• **STATED EXERCISE**
Quote each line of the material verbatim, without the pictures.

====================

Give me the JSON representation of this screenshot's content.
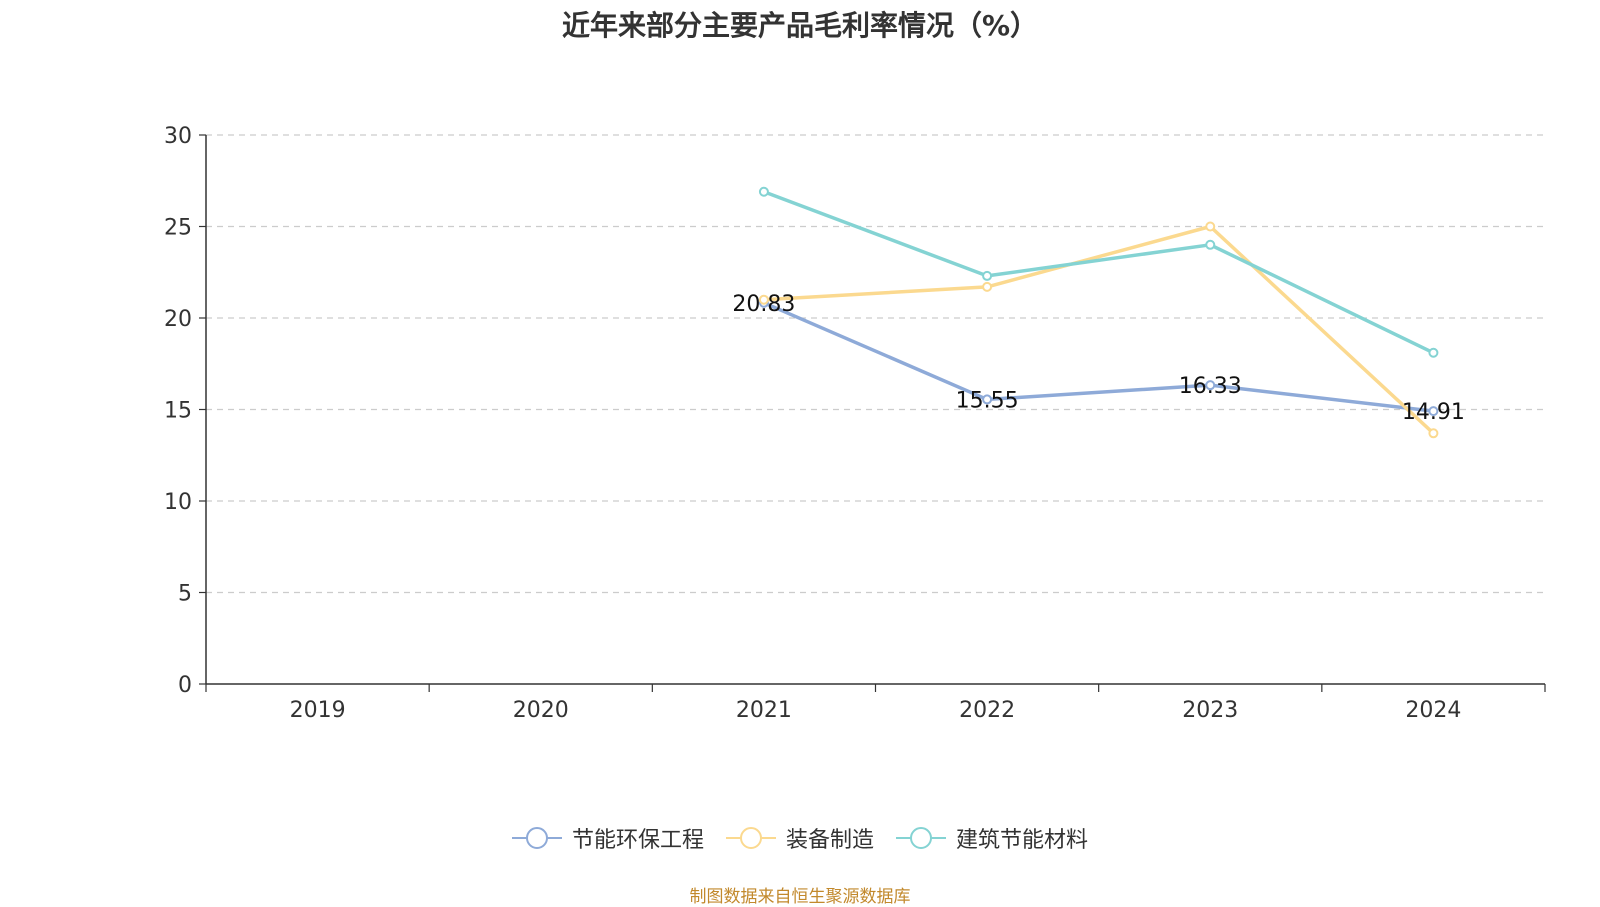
{
  "chart_data": {
    "type": "line",
    "title": "近年来部分主要产品毛利率情况（%）",
    "categories": [
      "2019",
      "2020",
      "2021",
      "2022",
      "2023",
      "2024"
    ],
    "ylim": [
      0,
      30
    ],
    "yticks": [
      "0",
      "5",
      "10",
      "15",
      "20",
      "25",
      "30"
    ],
    "grid": "dashed horizontal",
    "legend_position": "bottom",
    "series": [
      {
        "name": "节能环保工程",
        "color": "#8eaad8",
        "values": [
          null,
          null,
          20.83,
          15.55,
          16.33,
          14.91
        ],
        "labels": [
          "",
          "",
          "20.83",
          "15.55",
          "16.33",
          "14.91"
        ]
      },
      {
        "name": "装备制造",
        "color": "#fbd98f",
        "values": [
          null,
          null,
          21.0,
          21.7,
          25.0,
          13.7
        ],
        "labels": [
          "",
          "",
          "",
          "",
          "",
          ""
        ]
      },
      {
        "name": "建筑节能材料",
        "color": "#84d3d3",
        "values": [
          null,
          null,
          26.9,
          22.3,
          24.0,
          18.1
        ],
        "labels": [
          "",
          "",
          "",
          "",
          "",
          ""
        ]
      }
    ]
  },
  "source": "制图数据来自恒生聚源数据库"
}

====================

• **THE SOLUTION**
Give me the JSON representation of this screenshot's content.
{
  "chart_data": {
    "type": "line",
    "title": "近年来部分主要产品毛利率情况（%）",
    "categories": [
      "2019",
      "2020",
      "2021",
      "2022",
      "2023",
      "2024"
    ],
    "ylim": [
      0,
      30
    ],
    "yticks": [
      "0",
      "5",
      "10",
      "15",
      "20",
      "25",
      "30"
    ],
    "grid": "dashed horizontal",
    "legend_position": "bottom",
    "series": [
      {
        "name": "节能环保工程",
        "color": "#8eaad8",
        "values": [
          null,
          null,
          20.83,
          15.55,
          16.33,
          14.91
        ],
        "labels": [
          "",
          "",
          "20.83",
          "15.55",
          "16.33",
          "14.91"
        ]
      },
      {
        "name": "装备制造",
        "color": "#fbd98f",
        "values": [
          null,
          null,
          21.0,
          21.7,
          25.0,
          13.7
        ],
        "labels": [
          "",
          "",
          "",
          "",
          "",
          ""
        ]
      },
      {
        "name": "建筑节能材料",
        "color": "#84d3d3",
        "values": [
          null,
          null,
          26.9,
          22.3,
          24.0,
          18.1
        ],
        "labels": [
          "",
          "",
          "",
          "",
          "",
          ""
        ]
      }
    ]
  },
  "source": "制图数据来自恒生聚源数据库"
}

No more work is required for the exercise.